| Work to do |
(1) Using the street children article, answer:
(a) About how many vagrant children did rescue centers for the homeless help in 2012?
(b) What position does Zhang Ling hold?
(c) How long has Chen Qiangping lived in the Street Children Help and Protection Center in Kunming?
(2) Extract the passage of the street children article word for word, from "There are complicated" to "home, she added.".

| Selected excerpt |
════════

The country's civil affairs authorities have helped on average 150,000 vagrant children every year since 2003. Experts estimate that there are more than 1 million street children in China.
Li said the number of street children is declining.
Rescue centers for the homeless helped around 160,000 vagrant children in 2012. This represented a decline of 20,000 compared to 2011.
"It is not an easy job to send vagrant children home," said Zhang Ling, director of the Yunnan Provincial Rescue Center for Homeless People.
"Some children are too young to remember their identities or family information, and others refuse to tell our staff even if they know their home address because they don't want to be sent home."
There are complicated reasons behind children living or working on the street, but "80 percent or even 90 percent of children living on the street are there because of family issues", Zhang said. Divorce, domestic violence and abusive discipline often force a child to leave home, she added.
"If their family situation is the same after we send these children back, they will run away again," she said.
Chen Qiangping, 8, has lived in the Street Children Help and Protection Center in Kunming, capital of Yunnan province, with his 13-year-old brother for six months.

════════

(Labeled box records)
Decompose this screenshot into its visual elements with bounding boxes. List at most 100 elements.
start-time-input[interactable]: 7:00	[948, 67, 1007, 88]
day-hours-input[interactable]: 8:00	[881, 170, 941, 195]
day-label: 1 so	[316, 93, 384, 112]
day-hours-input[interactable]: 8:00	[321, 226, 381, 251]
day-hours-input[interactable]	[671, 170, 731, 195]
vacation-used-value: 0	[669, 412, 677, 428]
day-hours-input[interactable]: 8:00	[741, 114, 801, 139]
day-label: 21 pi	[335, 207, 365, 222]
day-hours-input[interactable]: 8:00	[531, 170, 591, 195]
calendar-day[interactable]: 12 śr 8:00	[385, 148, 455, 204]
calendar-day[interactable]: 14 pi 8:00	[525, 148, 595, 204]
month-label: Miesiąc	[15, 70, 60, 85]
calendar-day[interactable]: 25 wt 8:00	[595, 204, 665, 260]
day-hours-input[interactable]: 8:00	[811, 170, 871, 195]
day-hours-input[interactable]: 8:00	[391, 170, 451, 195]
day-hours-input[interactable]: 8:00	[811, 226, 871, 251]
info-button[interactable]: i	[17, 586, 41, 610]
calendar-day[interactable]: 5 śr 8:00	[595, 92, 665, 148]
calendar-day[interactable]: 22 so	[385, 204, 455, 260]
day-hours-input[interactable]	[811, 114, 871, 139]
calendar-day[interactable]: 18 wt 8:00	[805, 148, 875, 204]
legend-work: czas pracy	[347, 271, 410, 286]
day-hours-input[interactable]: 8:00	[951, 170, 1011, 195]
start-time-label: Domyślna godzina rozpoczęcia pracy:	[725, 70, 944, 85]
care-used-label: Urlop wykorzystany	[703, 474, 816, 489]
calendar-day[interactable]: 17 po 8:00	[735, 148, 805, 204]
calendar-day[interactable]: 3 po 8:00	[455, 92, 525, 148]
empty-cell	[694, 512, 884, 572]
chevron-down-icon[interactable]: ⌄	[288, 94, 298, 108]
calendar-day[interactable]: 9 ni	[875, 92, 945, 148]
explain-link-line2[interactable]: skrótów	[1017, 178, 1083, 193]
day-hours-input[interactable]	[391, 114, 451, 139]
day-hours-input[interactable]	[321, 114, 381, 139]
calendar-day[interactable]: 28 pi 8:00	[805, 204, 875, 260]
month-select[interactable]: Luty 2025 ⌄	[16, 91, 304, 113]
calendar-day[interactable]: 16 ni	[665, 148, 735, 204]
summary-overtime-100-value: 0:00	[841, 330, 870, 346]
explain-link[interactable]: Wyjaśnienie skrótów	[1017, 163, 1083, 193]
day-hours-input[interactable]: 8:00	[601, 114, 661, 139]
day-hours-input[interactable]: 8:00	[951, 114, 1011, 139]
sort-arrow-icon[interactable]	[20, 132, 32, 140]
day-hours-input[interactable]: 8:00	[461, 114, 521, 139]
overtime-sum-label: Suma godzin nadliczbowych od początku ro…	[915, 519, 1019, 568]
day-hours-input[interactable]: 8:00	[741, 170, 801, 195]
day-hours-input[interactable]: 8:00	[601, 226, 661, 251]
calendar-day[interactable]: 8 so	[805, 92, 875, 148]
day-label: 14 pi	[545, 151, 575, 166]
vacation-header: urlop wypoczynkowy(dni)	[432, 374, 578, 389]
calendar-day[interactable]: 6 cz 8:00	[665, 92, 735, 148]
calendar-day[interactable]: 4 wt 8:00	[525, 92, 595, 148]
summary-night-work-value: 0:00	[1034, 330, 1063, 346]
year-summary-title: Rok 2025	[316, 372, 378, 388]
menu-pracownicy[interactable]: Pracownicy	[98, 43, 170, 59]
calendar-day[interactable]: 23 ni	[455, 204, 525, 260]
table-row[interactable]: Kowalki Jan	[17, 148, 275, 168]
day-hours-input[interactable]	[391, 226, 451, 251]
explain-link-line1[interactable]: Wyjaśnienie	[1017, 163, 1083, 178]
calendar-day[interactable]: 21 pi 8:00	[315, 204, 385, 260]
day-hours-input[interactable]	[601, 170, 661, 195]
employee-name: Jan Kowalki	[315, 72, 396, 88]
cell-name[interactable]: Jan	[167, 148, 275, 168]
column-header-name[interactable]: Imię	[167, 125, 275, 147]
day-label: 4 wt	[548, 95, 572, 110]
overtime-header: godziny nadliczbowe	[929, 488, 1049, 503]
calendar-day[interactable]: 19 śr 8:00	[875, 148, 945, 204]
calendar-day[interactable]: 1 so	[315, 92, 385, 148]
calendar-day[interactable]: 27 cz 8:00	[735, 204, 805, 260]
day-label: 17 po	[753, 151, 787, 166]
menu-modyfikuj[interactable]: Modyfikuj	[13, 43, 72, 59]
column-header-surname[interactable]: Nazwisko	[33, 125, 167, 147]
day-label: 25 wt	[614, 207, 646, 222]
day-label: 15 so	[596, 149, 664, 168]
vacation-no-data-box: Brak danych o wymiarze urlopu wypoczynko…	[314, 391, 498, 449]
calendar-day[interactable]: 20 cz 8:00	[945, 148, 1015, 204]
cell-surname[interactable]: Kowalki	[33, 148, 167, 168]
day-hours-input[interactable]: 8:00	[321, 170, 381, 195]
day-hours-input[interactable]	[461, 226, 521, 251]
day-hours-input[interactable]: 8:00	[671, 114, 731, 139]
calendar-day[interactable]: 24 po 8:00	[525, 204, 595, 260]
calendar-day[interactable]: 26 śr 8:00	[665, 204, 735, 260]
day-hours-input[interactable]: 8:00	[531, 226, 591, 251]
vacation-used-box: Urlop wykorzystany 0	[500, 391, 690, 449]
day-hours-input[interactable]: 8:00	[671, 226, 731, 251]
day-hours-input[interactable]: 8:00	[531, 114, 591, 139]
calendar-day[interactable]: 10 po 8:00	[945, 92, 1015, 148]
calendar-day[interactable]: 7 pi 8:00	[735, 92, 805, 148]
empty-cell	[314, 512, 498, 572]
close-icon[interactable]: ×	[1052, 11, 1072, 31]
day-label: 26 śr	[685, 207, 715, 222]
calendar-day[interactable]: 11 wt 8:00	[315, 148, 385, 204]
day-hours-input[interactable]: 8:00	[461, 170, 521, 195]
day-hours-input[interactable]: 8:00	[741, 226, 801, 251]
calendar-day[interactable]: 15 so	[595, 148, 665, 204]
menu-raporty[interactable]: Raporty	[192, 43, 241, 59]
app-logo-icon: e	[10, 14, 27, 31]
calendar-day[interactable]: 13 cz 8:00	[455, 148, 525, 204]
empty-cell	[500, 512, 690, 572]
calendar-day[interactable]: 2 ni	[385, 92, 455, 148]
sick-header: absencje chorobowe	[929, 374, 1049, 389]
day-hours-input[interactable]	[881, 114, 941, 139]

════════

| Solutions to the exercise |
(1)
(a) Around 160,000.
(b) Director of the Yunnan Provincial Rescue Center for Homeless People.
(c) Six months.

(2)
There are complicated reasons behind children living or working on the street, but "80 percent or even 90 percent of children living on the street are there because of family issues", Zhang said. Divorce, domestic violence and abusive discipline often force a child to leave home, she added.